[Dataset rows]:
+++++
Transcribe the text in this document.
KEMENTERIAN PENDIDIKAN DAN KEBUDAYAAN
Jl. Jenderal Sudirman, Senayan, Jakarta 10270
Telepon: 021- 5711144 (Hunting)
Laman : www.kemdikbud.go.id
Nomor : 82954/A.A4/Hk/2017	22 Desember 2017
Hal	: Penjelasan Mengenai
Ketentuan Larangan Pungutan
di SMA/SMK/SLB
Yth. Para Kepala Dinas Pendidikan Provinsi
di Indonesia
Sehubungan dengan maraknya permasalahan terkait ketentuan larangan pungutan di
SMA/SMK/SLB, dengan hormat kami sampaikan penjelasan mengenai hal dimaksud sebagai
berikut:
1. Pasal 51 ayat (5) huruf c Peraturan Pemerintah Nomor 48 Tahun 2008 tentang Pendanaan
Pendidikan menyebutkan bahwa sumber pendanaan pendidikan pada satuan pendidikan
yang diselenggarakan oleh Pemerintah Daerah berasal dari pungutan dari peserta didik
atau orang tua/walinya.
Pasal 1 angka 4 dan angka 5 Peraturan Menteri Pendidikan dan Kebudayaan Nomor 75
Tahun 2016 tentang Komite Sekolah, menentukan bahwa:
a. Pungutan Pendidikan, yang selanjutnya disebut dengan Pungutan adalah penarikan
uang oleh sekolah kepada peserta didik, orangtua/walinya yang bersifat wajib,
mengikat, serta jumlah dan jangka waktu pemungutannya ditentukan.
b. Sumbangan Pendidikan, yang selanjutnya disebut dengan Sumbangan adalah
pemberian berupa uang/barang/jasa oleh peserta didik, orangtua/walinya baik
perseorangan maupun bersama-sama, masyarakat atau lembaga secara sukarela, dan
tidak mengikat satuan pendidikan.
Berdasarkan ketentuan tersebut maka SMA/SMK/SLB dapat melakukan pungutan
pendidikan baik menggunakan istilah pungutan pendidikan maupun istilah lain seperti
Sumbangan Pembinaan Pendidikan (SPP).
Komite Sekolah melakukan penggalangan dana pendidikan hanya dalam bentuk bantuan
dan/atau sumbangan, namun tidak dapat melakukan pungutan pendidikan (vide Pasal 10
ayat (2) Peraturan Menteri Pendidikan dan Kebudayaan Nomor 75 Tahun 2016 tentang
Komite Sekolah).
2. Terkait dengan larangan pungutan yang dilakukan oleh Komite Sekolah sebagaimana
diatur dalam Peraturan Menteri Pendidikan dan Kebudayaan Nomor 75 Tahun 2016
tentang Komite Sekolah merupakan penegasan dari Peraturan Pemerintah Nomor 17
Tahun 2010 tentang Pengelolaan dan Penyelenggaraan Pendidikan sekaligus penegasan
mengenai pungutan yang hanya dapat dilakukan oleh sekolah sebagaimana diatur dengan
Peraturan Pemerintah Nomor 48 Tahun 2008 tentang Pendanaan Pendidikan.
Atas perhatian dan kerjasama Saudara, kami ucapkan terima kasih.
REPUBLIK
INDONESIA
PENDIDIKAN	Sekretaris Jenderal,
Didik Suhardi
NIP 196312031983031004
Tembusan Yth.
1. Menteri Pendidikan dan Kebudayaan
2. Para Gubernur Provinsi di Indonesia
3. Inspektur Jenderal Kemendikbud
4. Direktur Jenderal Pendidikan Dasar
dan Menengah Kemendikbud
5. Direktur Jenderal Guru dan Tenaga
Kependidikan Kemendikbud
+++++
[REQUEST]:
Set down all of the entries exactly, please.

[WORKED ANSWER]:
Transcribe the text in this document.
KEMENTERIAN PENDIDIKAN DAN KEBUDAYAAN
Jl. Jenderal Sudirman, Senayan, Jakarta 10270
Telepon: 021- 5711144 (Hunting)
Laman : www.kemdikbud.go.id
Nomor : 82954/A.A4/Hk/2017	22 Desember 2017
Hal	: Penjelasan Mengenai
Ketentuan Larangan Pungutan
di SMA/SMK/SLB
Yth. Para Kepala Dinas Pendidikan Provinsi
di Indonesia
Sehubungan dengan maraknya permasalahan terkait ketentuan larangan pungutan di
SMA/SMK/SLB, dengan hormat kami sampaikan penjelasan mengenai hal dimaksud sebagai
berikut:
1. Pasal 51 ayat (5) huruf c Peraturan Pemerintah Nomor 48 Tahun 2008 tentang Pendanaan
Pendidikan menyebutkan bahwa sumber pendanaan pendidikan pada satuan pendidikan
yang diselenggarakan oleh Pemerintah Daerah berasal dari pungutan dari peserta didik
atau orang tua/walinya.
Pasal 1 angka 4 dan angka 5 Peraturan Menteri Pendidikan dan Kebudayaan Nomor 75
Tahun 2016 tentang Komite Sekolah, menentukan bahwa:
a. Pungutan Pendidikan, yang selanjutnya disebut dengan Pungutan adalah penarikan
uang oleh sekolah kepada peserta didik, orangtua/walinya yang bersifat wajib,
mengikat, serta jumlah dan jangka waktu pemungutannya ditentukan.
b. Sumbangan Pendidikan, yang selanjutnya disebut dengan Sumbangan adalah
pemberian berupa uang/barang/jasa oleh peserta didik, orangtua/walinya baik
perseorangan maupun bersama-sama, masyarakat atau lembaga secara sukarela, dan
tidak mengikat satuan pendidikan.
Berdasarkan ketentuan tersebut maka SMA/SMK/SLB dapat melakukan pungutan
pendidikan baik menggunakan istilah pungutan pendidikan maupun istilah lain seperti
Sumbangan Pembinaan Pendidikan (SPP).
Komite Sekolah melakukan penggalangan dana pendidikan hanya dalam bentuk bantuan
dan/atau sumbangan, namun tidak dapat melakukan pungutan pendidikan (vide Pasal 10
ayat (2) Peraturan Menteri Pendidikan dan Kebudayaan Nomor 75 Tahun 2016 tentang
Komite Sekolah).
2. Terkait dengan larangan pungutan yang dilakukan oleh Komite Sekolah sebagaimana
diatur dalam Peraturan Menteri Pendidikan dan Kebudayaan Nomor 75 Tahun 2016
tentang Komite Sekolah merupakan penegasan dari Peraturan Pemerintah Nomor 17
Tahun 2010 tentang Pengelolaan dan Penyelenggaraan Pendidikan sekaligus penegasan
mengenai pungutan yang hanya dapat dilakukan oleh sekolah sebagaimana diatur dengan
Peraturan Pemerintah Nomor 48 Tahun 2008 tentang Pendanaan Pendidikan.
Atas perhatian dan kerjasama Saudara, kami ucapkan terima kasih.
REPUBLIK
INDONESIA
PENDIDIKAN	Sekretaris Jenderal,
Didik Suhardi
NIP 196312031983031004
Tembusan Yth.
1. Menteri Pendidikan dan Kebudayaan
2. Para Gubernur Provinsi di Indonesia
3. Inspektur Jenderal Kemendikbud
4. Direktur Jenderal Pendidikan Dasar
dan Menengah Kemendikbud
5. Direktur Jenderal Guru dan Tenaga
Kependidikan Kemendikbud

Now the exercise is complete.